◆ WHAT YOU ARE ASKED TO DO
Print all the records exactly, please.

>>>

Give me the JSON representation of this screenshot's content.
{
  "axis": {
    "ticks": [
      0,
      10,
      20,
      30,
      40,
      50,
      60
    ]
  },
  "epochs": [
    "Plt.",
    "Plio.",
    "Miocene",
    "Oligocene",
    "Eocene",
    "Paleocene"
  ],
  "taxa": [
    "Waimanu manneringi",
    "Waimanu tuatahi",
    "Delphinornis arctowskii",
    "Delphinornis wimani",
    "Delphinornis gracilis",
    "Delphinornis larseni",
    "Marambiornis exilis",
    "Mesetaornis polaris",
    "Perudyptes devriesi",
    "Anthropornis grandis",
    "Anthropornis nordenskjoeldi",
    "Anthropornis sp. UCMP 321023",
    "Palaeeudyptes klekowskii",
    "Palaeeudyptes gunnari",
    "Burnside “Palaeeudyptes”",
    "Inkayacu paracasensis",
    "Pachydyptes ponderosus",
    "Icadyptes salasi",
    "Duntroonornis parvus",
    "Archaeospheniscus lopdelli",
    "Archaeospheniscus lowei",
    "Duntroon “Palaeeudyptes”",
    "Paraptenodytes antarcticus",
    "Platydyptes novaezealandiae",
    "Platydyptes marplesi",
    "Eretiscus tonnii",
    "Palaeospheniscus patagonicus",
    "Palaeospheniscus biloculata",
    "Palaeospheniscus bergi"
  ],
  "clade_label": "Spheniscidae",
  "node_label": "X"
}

<<<

◆ SOLUTION FOR THIS EXERCISE
Give me the JSON representation of this screenshot's content.
{
  "axis": {
    "ticks": [
      0,
      10,
      20,
      30,
      40,
      50,
      60
    ]
  },
  "epochs": [
    "Plt.",
    "Plio.",
    "Miocene",
    "Oligocene",
    "Eocene",
    "Paleocene"
  ],
  "taxa": [
    "Waimanu manneringi",
    "Waimanu tuatahi",
    "Delphinornis arctowskii",
    "Delphinornis wimani",
    "Delphinornis gracilis",
    "Delphinornis larseni",
    "Marambiornis exilis",
    "Mesetaornis polaris",
    "Perudyptes devriesi",
    "Anthropornis grandis",
    "Anthropornis nordenskjoeldi",
    "Anthropornis sp. UCMP 321023",
    "Palaeeudyptes klekowskii",
    "Palaeeudyptes gunnari",
    "Burnside “Palaeeudyptes”",
    "Inkayacu paracasensis",
    "Pachydyptes ponderosus",
    "Icadyptes salasi",
    "Duntroonornis parvus",
    "Archaeospheniscus lopdelli",
    "Archaeospheniscus lowei",
    "Duntroon “Palaeeudyptes”",
    "Paraptenodytes antarcticus",
    "Platydyptes novaezealandiae",
    "Platydyptes marplesi",
    "Eretiscus tonnii",
    "Palaeospheniscus patagonicus",
    "Palaeospheniscus biloculata",
    "Palaeospheniscus bergi"
  ],
  "clade_label": "Spheniscidae",
  "node_label": "X"
}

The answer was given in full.